Aim:
Write out exactly, with no other output, the lines below from the one that contains "Read this page and output its text content." through the end.

Material to process:

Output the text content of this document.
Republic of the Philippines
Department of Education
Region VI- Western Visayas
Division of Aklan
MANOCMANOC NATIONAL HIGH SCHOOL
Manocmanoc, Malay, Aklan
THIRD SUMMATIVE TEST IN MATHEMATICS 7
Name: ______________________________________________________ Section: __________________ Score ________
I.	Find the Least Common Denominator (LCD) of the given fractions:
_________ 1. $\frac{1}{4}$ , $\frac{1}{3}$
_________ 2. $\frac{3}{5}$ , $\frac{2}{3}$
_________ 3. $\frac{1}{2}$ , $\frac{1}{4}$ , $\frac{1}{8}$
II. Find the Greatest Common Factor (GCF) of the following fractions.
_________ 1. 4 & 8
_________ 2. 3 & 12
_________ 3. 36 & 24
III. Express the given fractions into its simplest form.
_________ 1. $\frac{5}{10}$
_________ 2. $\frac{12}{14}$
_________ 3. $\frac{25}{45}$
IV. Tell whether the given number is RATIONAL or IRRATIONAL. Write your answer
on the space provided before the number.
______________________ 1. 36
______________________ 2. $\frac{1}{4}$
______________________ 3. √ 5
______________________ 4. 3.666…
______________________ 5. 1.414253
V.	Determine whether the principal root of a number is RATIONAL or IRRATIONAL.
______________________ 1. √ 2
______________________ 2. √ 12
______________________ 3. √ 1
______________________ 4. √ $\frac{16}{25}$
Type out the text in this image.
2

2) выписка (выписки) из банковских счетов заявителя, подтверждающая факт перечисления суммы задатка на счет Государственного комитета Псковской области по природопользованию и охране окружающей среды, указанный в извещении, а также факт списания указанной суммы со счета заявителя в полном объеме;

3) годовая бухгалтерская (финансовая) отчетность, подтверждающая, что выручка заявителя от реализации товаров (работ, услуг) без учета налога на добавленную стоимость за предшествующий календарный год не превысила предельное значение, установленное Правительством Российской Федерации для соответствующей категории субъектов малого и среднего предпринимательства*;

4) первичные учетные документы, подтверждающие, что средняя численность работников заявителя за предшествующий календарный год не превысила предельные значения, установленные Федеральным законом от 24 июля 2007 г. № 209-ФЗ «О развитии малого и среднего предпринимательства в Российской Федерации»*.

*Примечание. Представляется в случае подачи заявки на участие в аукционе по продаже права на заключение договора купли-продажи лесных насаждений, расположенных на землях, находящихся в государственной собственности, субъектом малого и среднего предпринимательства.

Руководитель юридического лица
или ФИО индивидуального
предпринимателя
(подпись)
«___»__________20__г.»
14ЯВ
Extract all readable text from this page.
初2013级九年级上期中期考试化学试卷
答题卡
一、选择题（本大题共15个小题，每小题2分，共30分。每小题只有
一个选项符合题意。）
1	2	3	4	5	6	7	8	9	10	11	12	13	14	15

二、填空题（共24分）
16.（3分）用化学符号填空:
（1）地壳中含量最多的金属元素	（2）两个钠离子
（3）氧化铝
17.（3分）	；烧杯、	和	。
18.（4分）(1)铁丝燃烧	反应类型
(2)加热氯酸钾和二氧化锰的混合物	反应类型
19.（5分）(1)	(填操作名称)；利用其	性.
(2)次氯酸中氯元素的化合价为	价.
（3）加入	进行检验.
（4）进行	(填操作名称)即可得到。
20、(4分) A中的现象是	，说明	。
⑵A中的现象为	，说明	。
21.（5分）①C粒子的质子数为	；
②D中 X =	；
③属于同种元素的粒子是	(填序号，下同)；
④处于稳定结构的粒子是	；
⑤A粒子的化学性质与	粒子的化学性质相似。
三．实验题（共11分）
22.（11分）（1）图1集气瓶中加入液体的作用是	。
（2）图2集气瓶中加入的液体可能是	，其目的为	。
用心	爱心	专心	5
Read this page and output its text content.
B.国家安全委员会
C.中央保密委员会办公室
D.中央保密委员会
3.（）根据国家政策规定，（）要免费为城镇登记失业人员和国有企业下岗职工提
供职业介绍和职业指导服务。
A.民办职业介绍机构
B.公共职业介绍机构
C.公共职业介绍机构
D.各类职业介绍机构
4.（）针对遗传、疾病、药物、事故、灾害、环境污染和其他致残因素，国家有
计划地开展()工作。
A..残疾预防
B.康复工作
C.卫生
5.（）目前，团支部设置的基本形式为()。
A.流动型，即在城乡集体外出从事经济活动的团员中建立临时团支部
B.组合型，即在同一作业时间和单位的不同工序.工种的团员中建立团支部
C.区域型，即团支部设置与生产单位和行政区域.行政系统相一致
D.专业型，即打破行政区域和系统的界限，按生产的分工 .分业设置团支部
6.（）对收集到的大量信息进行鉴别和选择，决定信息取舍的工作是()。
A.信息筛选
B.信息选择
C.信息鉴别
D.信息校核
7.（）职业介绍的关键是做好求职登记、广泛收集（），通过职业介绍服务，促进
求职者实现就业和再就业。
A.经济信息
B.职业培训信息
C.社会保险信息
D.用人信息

Solution to this task:
Read this page and output its text content.
B.国家安全委员会
C.中央保密委员会办公室
D.中央保密委员会
3.（）根据国家政策规定，（）要免费为城镇登记失业人员和国有企业下岗职工提
供职业介绍和职业指导服务。
A.民办职业介绍机构
B.公共职业介绍机构
C.公共职业介绍机构
D.各类职业介绍机构
4.（）针对遗传、疾病、药物、事故、灾害、环境污染和其他致残因素，国家有
计划地开展()工作。
A..残疾预防
B.康复工作
C.卫生
5.（）目前，团支部设置的基本形式为()。
A.流动型，即在城乡集体外出从事经济活动的团员中建立临时团支部
B.组合型，即在同一作业时间和单位的不同工序.工种的团员中建立团支部
C.区域型，即团支部设置与生产单位和行政区域.行政系统相一致
D.专业型，即打破行政区域和系统的界限，按生产的分工 .分业设置团支部
6.（）对收集到的大量信息进行鉴别和选择，决定信息取舍的工作是()。
A.信息筛选
B.信息选择
C.信息鉴别
D.信息校核
7.（）职业介绍的关键是做好求职登记、广泛收集（），通过职业介绍服务，促进
求职者实现就业和再就业。
A.经济信息
B.职业培训信息
C.社会保险信息
D.用人信息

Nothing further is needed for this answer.